(Entries with figure data)
+ + + + +
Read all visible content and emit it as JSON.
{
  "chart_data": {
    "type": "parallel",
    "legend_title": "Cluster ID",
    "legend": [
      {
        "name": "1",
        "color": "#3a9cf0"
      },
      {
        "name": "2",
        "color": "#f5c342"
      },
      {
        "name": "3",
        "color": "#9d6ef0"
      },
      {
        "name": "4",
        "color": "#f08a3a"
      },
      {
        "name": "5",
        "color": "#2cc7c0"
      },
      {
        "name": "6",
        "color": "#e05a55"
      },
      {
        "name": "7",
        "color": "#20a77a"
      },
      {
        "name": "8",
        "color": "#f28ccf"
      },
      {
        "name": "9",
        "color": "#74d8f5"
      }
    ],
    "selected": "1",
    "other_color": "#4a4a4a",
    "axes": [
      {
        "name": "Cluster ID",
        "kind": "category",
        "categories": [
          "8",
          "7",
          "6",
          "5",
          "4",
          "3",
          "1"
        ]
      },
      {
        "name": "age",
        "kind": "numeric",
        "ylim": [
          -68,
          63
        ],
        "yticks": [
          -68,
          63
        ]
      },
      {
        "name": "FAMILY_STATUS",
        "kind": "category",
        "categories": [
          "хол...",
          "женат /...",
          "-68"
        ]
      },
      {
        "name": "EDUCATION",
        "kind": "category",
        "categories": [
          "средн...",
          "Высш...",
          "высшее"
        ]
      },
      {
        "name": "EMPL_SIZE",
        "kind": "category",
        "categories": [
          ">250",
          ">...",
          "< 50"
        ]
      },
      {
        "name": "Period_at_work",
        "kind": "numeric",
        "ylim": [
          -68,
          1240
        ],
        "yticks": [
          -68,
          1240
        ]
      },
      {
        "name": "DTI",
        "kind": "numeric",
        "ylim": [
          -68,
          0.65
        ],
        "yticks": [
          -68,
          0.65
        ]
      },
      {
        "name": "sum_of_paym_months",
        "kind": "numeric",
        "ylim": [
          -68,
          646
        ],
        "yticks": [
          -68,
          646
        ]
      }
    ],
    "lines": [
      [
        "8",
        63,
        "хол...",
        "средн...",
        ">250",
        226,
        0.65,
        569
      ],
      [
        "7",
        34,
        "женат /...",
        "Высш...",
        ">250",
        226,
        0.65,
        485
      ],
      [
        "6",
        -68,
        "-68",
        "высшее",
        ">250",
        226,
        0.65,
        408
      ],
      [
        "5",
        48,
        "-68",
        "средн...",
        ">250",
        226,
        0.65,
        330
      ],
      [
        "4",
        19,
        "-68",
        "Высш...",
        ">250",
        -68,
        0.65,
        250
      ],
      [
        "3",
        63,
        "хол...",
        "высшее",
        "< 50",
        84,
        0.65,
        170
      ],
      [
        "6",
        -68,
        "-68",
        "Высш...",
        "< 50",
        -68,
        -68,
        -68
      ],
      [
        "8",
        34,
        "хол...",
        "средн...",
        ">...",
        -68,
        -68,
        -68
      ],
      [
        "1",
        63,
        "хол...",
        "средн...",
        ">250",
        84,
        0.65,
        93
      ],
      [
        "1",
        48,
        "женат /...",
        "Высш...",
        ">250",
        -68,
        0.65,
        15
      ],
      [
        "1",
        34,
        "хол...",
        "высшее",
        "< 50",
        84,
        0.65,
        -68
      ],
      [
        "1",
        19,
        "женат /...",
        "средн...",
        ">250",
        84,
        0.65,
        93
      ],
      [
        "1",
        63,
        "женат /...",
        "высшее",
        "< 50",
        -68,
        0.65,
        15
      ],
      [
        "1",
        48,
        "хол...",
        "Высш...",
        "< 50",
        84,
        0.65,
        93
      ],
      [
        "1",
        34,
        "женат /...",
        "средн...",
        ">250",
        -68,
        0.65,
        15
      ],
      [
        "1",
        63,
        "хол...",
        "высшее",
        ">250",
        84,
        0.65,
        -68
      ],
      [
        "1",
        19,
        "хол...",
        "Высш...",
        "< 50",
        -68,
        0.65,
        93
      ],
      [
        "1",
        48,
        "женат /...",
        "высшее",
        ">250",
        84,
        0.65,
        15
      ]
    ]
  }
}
+ + + + +
### What the task asks
Write the data back out verbatim.

### Answer to this exercise
Read all visible content and emit it as JSON.
{
  "chart_data": {
    "type": "parallel",
    "legend_title": "Cluster ID",
    "legend": [
      {
        "name": "1",
        "color": "#3a9cf0"
      },
      {
        "name": "2",
        "color": "#f5c342"
      },
      {
        "name": "3",
        "color": "#9d6ef0"
      },
      {
        "name": "4",
        "color": "#f08a3a"
      },
      {
        "name": "5",
        "color": "#2cc7c0"
      },
      {
        "name": "6",
        "color": "#e05a55"
      },
      {
        "name": "7",
        "color": "#20a77a"
      },
      {
        "name": "8",
        "color": "#f28ccf"
      },
      {
        "name": "9",
        "color": "#74d8f5"
      }
    ],
    "selected": "1",
    "other_color": "#4a4a4a",
    "axes": [
      {
        "name": "Cluster ID",
        "kind": "category",
        "categories": [
          "8",
          "7",
          "6",
          "5",
          "4",
          "3",
          "1"
        ]
      },
      {
        "name": "age",
        "kind": "numeric",
        "ylim": [
          -68,
          63
        ],
        "yticks": [
          -68,
          63
        ]
      },
      {
        "name": "FAMILY_STATUS",
        "kind": "category",
        "categories": [
          "хол...",
          "женат /...",
          "-68"
        ]
      },
      {
        "name": "EDUCATION",
        "kind": "category",
        "categories": [
          "средн...",
          "Высш...",
          "высшее"
        ]
      },
      {
        "name": "EMPL_SIZE",
        "kind": "category",
        "categories": [
          ">250",
          ">...",
          "< 50"
        ]
      },
      {
        "name": "Period_at_work",
        "kind": "numeric",
        "ylim": [
          -68,
          1240
        ],
        "yticks": [
          -68,
          1240
        ]
      },
      {
        "name": "DTI",
        "kind": "numeric",
        "ylim": [
          -68,
          0.65
        ],
        "yticks": [
          -68,
          0.65
        ]
      },
      {
        "name": "sum_of_paym_months",
        "kind": "numeric",
        "ylim": [
          -68,
          646
        ],
        "yticks": [
          -68,
          646
        ]
      }
    ],
    "lines": [
      [
        "8",
        63,
        "хол...",
        "средн...",
        ">250",
        226,
        0.65,
        569
      ],
      [
        "7",
        34,
        "женат /...",
        "Высш...",
        ">250",
        226,
        0.65,
        485
      ],
      [
        "6",
        -68,
        "-68",
        "высшее",
        ">250",
        226,
        0.65,
        408
      ],
      [
        "5",
        48,
        "-68",
        "средн...",
        ">250",
        226,
        0.65,
        330
      ],
      [
        "4",
        19,
        "-68",
        "Высш...",
        ">250",
        -68,
        0.65,
        250
      ],
      [
        "3",
        63,
        "хол...",
        "высшее",
        "< 50",
        84,
        0.65,
        170
      ],
      [
        "6",
        -68,
        "-68",
        "Высш...",
        "< 50",
        -68,
        -68,
        -68
      ],
      [
        "8",
        34,
        "хол...",
        "средн...",
        ">...",
        -68,
        -68,
        -68
      ],
      [
        "1",
        63,
        "хол...",
        "средн...",
        ">250",
        84,
        0.65,
        93
      ],
      [
        "1",
        48,
        "женат /...",
        "Высш...",
        ">250",
        -68,
        0.65,
        15
      ],
      [
        "1",
        34,
        "хол...",
        "высшее",
        "< 50",
        84,
        0.65,
        -68
      ],
      [
        "1",
        19,
        "женат /...",
        "средн...",
        ">250",
        84,
        0.65,
        93
      ],
      [
        "1",
        63,
        "женат /...",
        "высшее",
        "< 50",
        -68,
        0.65,
        15
      ],
      [
        "1",
        48,
        "хол...",
        "Высш...",
        "< 50",
        84,
        0.65,
        93
      ],
      [
        "1",
        34,
        "женат /...",
        "средн...",
        ">250",
        -68,
        0.65,
        15
      ],
      [
        "1",
        63,
        "хол...",
        "высшее",
        ">250",
        84,
        0.65,
        -68
      ],
      [
        "1",
        19,
        "хол...",
        "Высш...",
        "< 50",
        -68,
        0.65,
        93
      ],
      [
        "1",
        48,
        "женат /...",
        "высшее",
        ">250",
        84,
        0.65,
        15
      ]
    ]
  }
}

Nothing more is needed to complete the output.